Aim >>
Write out only the lines running from the one that contains "Serialize everything readable" to the end of the material, both ends included.

==== Data to process

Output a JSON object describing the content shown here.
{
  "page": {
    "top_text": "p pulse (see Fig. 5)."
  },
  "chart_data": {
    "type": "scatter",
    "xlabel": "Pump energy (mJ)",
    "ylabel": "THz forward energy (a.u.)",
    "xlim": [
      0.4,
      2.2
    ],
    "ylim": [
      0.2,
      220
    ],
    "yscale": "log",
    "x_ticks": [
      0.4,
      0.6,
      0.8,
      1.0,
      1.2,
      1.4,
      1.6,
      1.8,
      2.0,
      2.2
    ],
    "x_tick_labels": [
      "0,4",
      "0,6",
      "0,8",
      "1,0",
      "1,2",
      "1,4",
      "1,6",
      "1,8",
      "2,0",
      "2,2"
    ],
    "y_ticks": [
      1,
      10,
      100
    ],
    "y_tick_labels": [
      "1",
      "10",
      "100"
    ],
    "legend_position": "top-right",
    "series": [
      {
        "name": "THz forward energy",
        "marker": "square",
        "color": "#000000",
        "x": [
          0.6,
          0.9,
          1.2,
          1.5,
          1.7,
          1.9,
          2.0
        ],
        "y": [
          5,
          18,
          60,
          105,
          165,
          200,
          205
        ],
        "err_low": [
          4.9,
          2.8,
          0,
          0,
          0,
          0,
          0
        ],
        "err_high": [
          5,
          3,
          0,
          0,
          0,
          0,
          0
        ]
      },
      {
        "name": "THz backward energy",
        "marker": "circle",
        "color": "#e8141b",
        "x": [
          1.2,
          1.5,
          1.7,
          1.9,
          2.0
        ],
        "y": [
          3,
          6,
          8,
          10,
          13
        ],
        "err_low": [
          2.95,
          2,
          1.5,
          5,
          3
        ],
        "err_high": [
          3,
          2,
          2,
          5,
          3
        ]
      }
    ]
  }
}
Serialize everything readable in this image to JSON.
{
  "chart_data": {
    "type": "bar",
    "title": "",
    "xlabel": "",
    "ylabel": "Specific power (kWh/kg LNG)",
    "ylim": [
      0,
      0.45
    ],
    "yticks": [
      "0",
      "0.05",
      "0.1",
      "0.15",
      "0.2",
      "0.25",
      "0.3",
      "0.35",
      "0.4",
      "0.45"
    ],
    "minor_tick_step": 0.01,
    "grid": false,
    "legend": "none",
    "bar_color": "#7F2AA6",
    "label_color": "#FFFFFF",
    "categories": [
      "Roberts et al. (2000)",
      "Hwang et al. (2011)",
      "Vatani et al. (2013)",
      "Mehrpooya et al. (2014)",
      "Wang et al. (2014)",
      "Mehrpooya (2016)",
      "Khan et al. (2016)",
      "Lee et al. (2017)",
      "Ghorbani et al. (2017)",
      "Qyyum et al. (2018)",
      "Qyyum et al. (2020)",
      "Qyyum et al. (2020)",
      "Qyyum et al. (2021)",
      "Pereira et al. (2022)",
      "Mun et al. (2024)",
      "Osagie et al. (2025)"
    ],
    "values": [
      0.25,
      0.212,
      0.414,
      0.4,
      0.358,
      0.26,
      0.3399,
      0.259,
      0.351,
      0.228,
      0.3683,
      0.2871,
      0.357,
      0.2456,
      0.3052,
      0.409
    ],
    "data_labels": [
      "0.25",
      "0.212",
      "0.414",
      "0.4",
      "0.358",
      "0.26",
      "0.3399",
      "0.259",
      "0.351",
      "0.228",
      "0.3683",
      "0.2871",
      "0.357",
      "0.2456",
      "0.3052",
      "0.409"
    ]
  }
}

========

Task answer >>
Serialize everything readable in this image to JSON.
{
  "chart_data": {
    "type": "bar",
    "title": "",
    "xlabel": "",
    "ylabel": "Specific power (kWh/kg LNG)",
    "ylim": [
      0,
      0.45
    ],
    "yticks": [
      "0",
      "0.05",
      "0.1",
      "0.15",
      "0.2",
      "0.25",
      "0.3",
      "0.35",
      "0.4",
      "0.45"
    ],
    "minor_tick_step": 0.01,
    "grid": false,
    "legend": "none",
    "bar_color": "#7F2AA6",
    "label_color": "#FFFFFF",
    "categories": [
      "Roberts et al. (2000)",
      "Hwang et al. (2011)",
      "Vatani et al. (2013)",
      "Mehrpooya et al. (2014)",
      "Wang et al. (2014)",
      "Mehrpooya (2016)",
      "Khan et al. (2016)",
      "Lee et al. (2017)",
      "Ghorbani et al. (2017)",
      "Qyyum et al. (2018)",
      "Qyyum et al. (2020)",
      "Qyyum et al. (2020)",
      "Qyyum et al. (2021)",
      "Pereira et al. (2022)",
      "Mun et al. (2024)",
      "Osagie et al. (2025)"
    ],
    "values": [
      0.25,
      0.212,
      0.414,
      0.4,
      0.358,
      0.26,
      0.3399,
      0.259,
      0.351,
      0.228,
      0.3683,
      0.2871,
      0.357,
      0.2456,
      0.3052,
      0.409
    ],
    "data_labels": [
      "0.25",
      "0.212",
      "0.414",
      "0.4",
      "0.358",
      "0.26",
      "0.3399",
      "0.259",
      "0.351",
      "0.228",
      "0.3683",
      "0.2871",
      "0.357",
      "0.2456",
      "0.3052",
      "0.409"
    ]
  }
}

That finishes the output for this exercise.